▸ **GIVEN TASK**:
Pull every line containing "korrekt" from the entries.

(Lines of data)
____

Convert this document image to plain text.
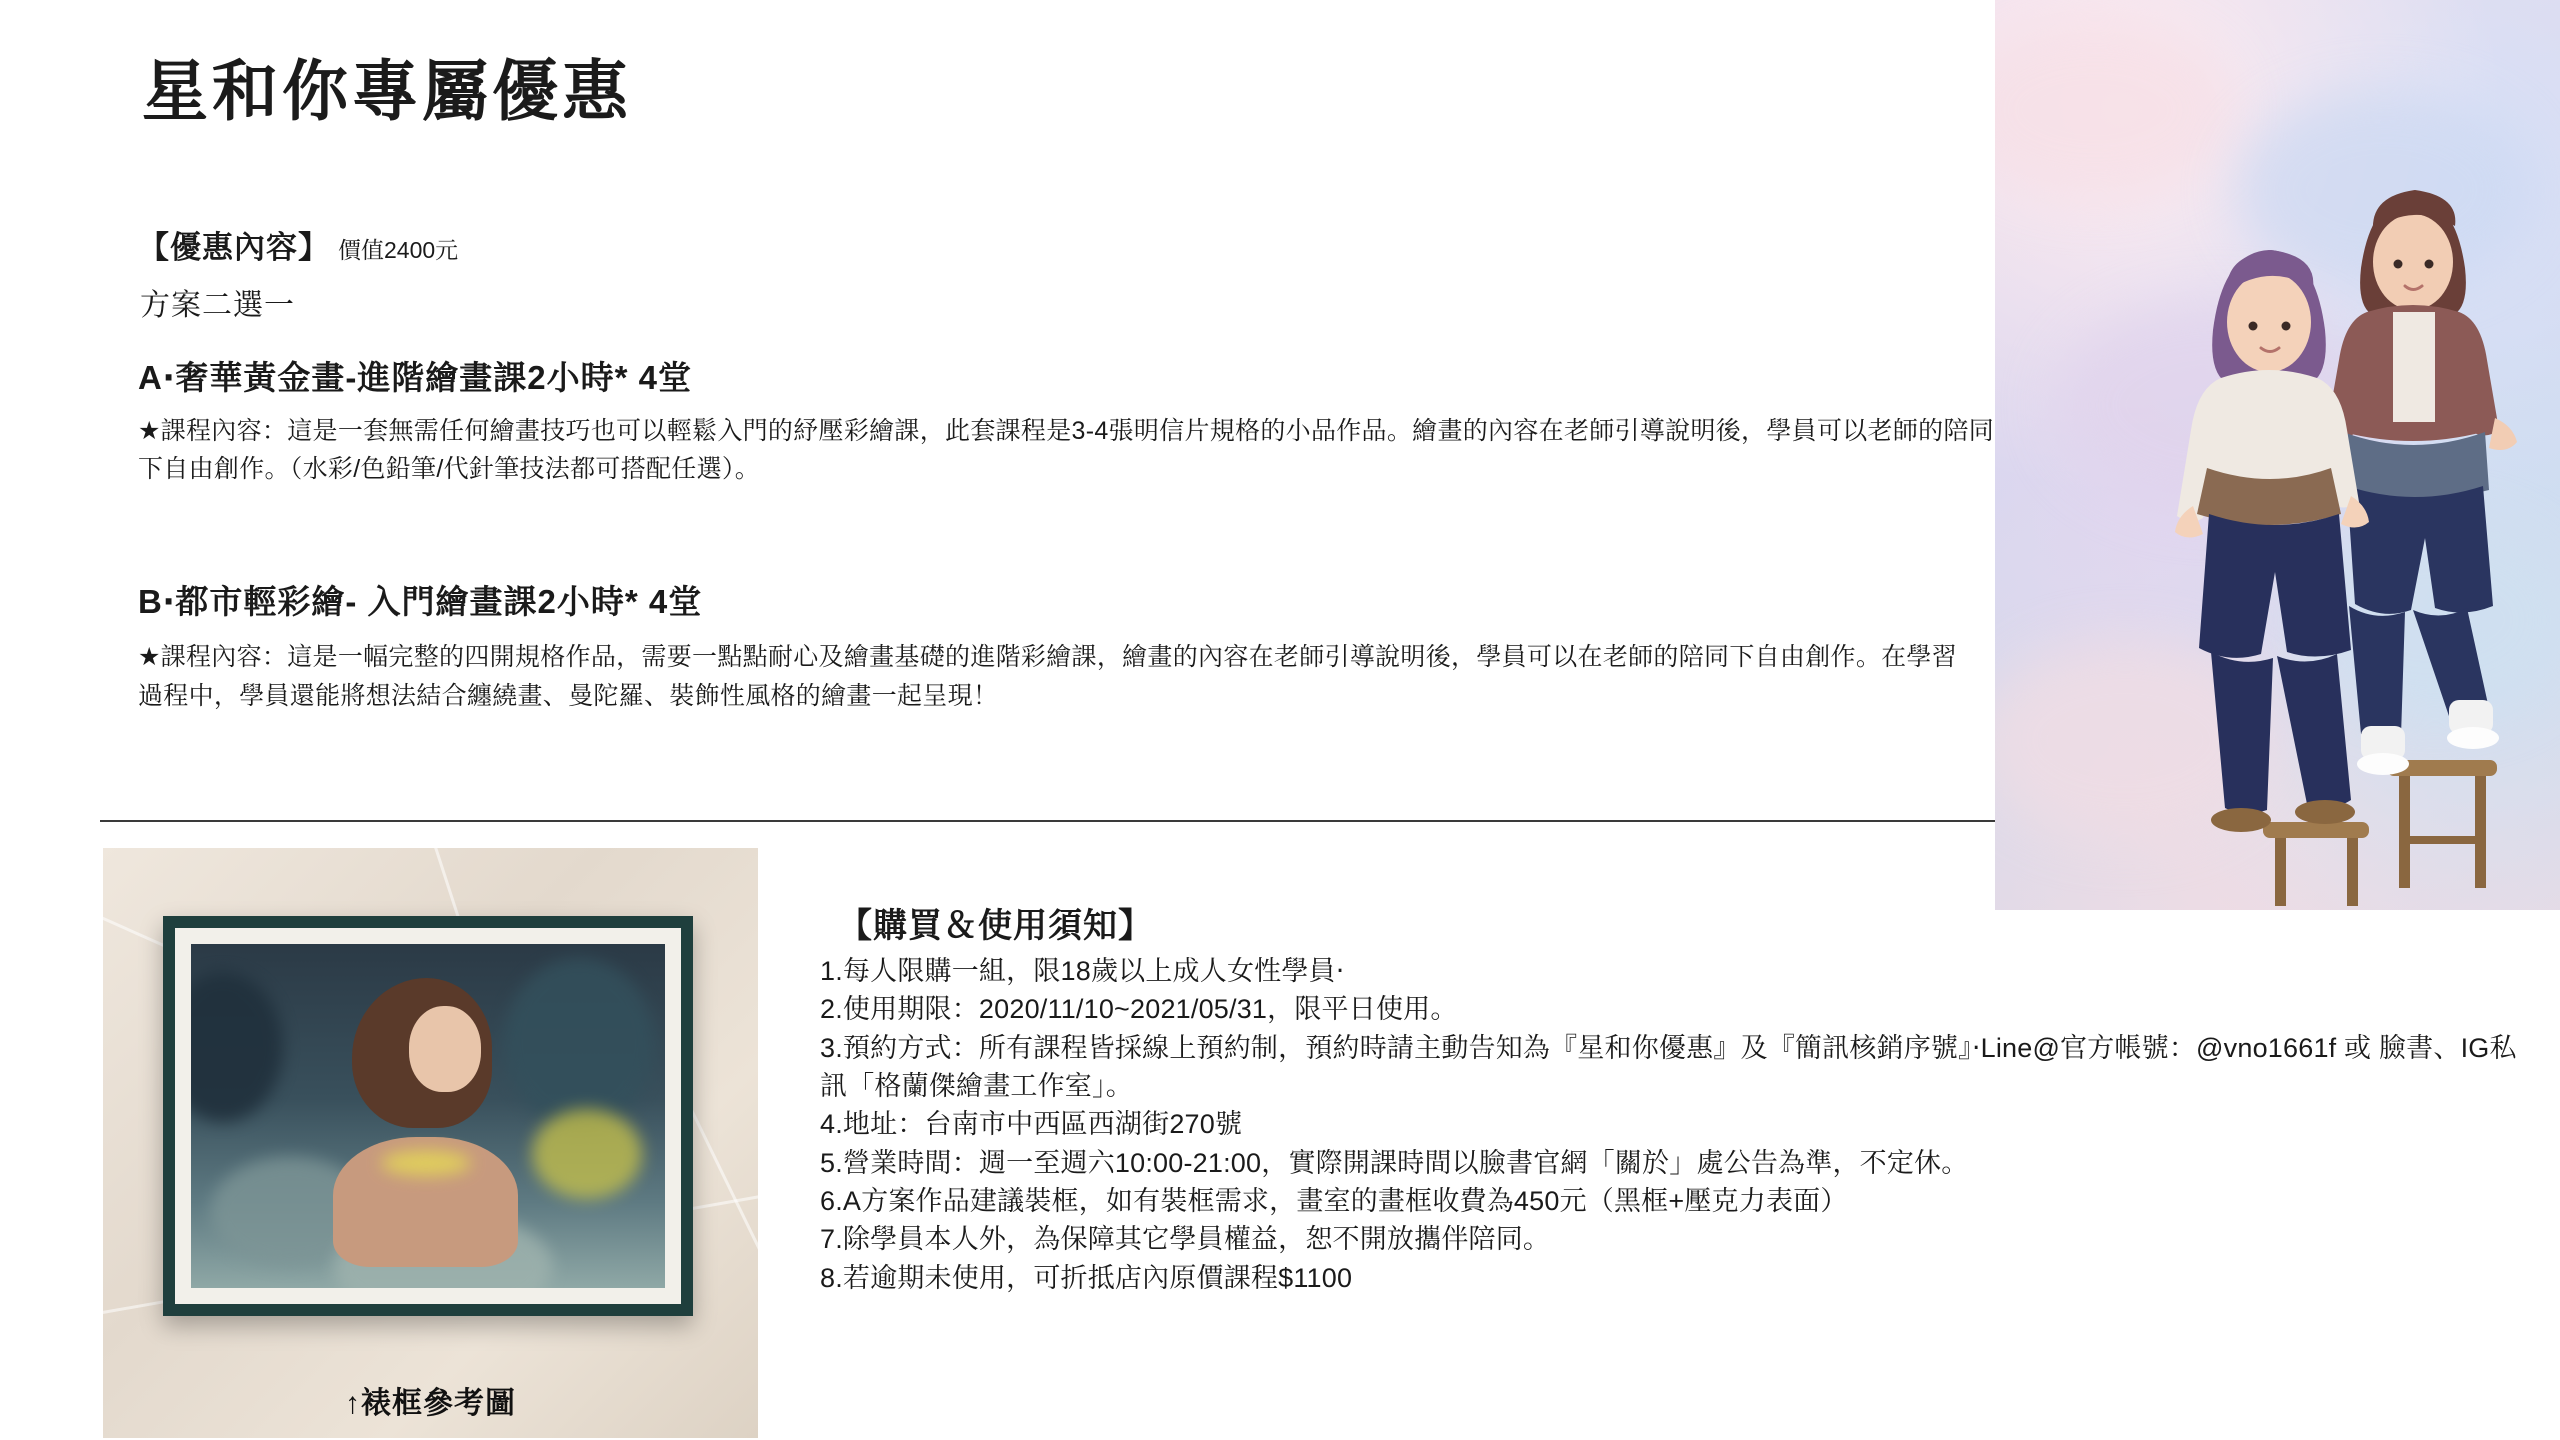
星和你專屬優惠
【優惠內容】 價值2400元
方案二選一
A‧奢華黃金畫-進階繪畫課2小時* 4堂
★課程內容：這是一套無需任何繪畫技巧也可以輕鬆入門的紓壓彩繪課，此套課程是3-4張明信片規格的小品作品。繪畫的內容在老師引導說明後，學員可以老師的陪同下自由創作。（水彩/色鉛筆/代針筆技法都可搭配任選）。
B‧都市輕彩繪- 入門繪畫課2小時* 4堂
★課程內容：這是一幅完整的四開規格作品，需要一點點耐心及繪畫基礎的進階彩繪課，繪畫的內容在老師引導說明後，學員可以在老師的陪同下自由創作。在學習過程中，學員還能將想法結合纏繞畫、曼陀羅、裝飾性風格的繪畫一起呈現！
↑裱框參考圖
【購買＆使用須知】
1.每人限購一組，限18歲以上成人女性學員‧
2.使用期限：2020/11/10~2021/05/31，限平日使用。
3.預約方式：所有課程皆採線上預約制，預約時請主動告知為『星和你優惠』及『簡訊核銷序號』‧Line@官方帳號：@vno1661f 或 臉書、IG私訊「格蘭傑繪畫工作室」。
4.地址：台南市中西區西湖街270號
5.營業時間：週一至週六10:00-21:00，實際開課時間以臉書官網「關於」處公告為準，不定休。
6.A方案作品建議裝框，如有裝框需求，畫室的畫框收費為450元（黑框+壓克力表面）
7.除學員本人外，為保障其它學員權益，恕不開放攜伴陪同。
8.若逾期未使用，可折抵店內原價課程$1100
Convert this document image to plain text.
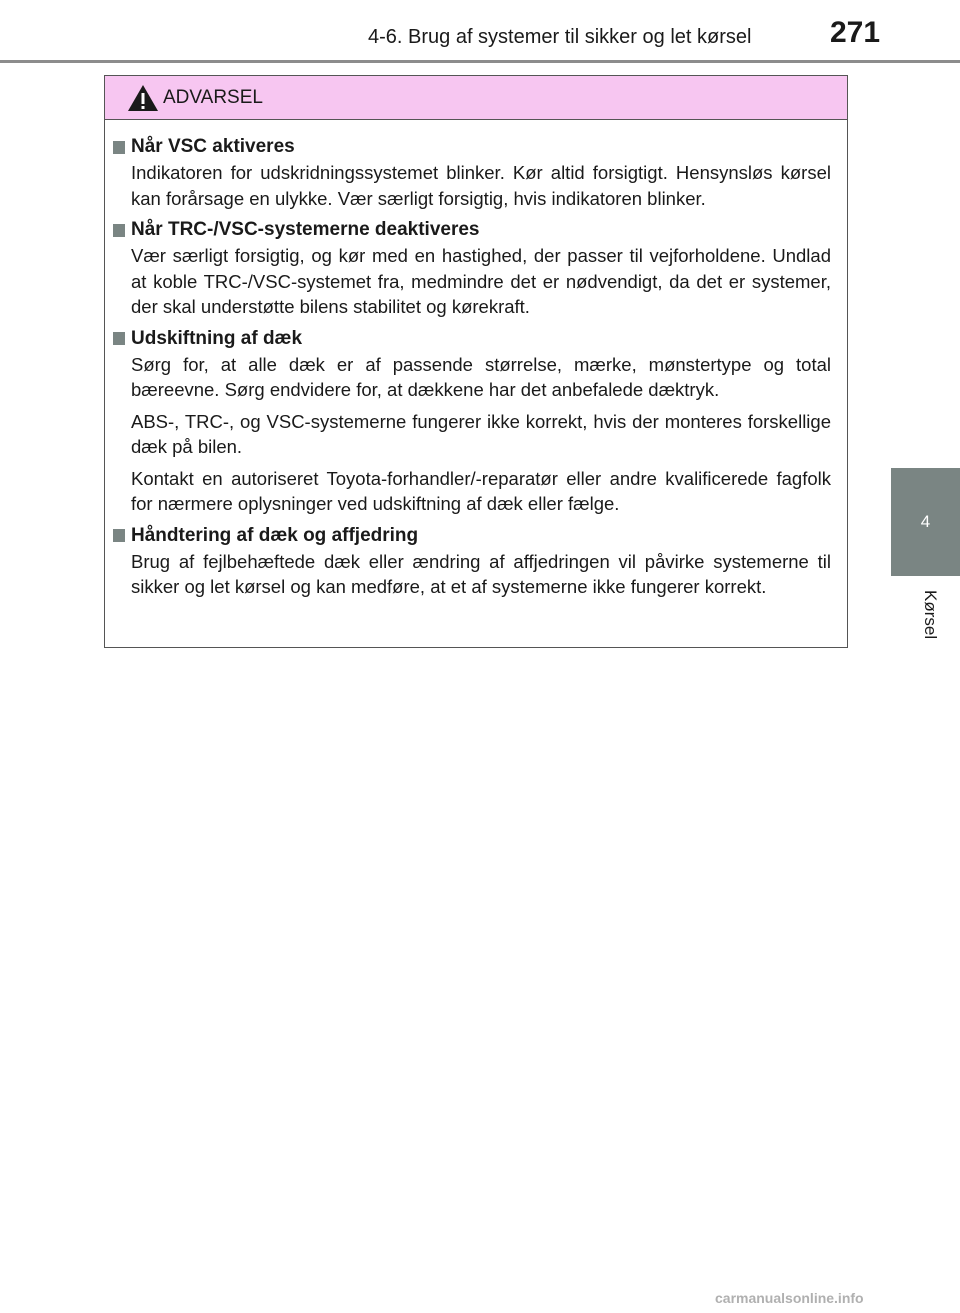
4-6. Brug af systemer til sikker og let kørsel	271
4
Kørsel
ADVARSEL
Når VSC aktiveres

Indikatoren for udskridningssystemet blinker. Kør altid forsigtigt. Hensynsløs kørsel kan forårsage en ulykke. Vær særligt forsigtig, hvis indikatoren blinker.

Når TRC-/VSC-systemerne deaktiveres

Vær særligt forsigtig, og kør med en hastighed, der passer til vejforholdene. Undlad at koble TRC-/VSC-systemet fra, medmindre det er nødvendigt, da det er systemer, der skal understøtte bilens stabilitet og kørekraft.

Udskiftning af dæk

Sørg for, at alle dæk er af passende størrelse, mærke, mønstertype og total bæreevne. Sørg endvidere for, at dækkene har det anbefalede dæktryk.

ABS-, TRC-, og VSC-systemerne fungerer ikke korrekt, hvis der monteres forskellige dæk på bilen.

Kontakt en autoriseret Toyota-forhandler/-reparatør eller andre kvalificerede fagfolk for nærmere oplysninger ved udskiftning af dæk eller fælge.

Håndtering af dæk og affjedring

Brug af fejlbehæftede dæk eller ændring af affjedringen vil påvirke systemerne til sikker og let kørsel og kan medføre, at et af systemerne ikke fungerer korrekt.

carmanualsonline.info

____

▸ **ANSWER BELOW**:
ABS-, TRC-, og VSC-systemerne fungerer ikke korrekt, hvis der monteres forskellige dæk på bilen.
Brug af fejlbehæftede dæk eller ændring af affjedringen vil påvirke systemerne til sikker og let kørsel og kan medføre, at et af systemerne ikke fungerer korrekt.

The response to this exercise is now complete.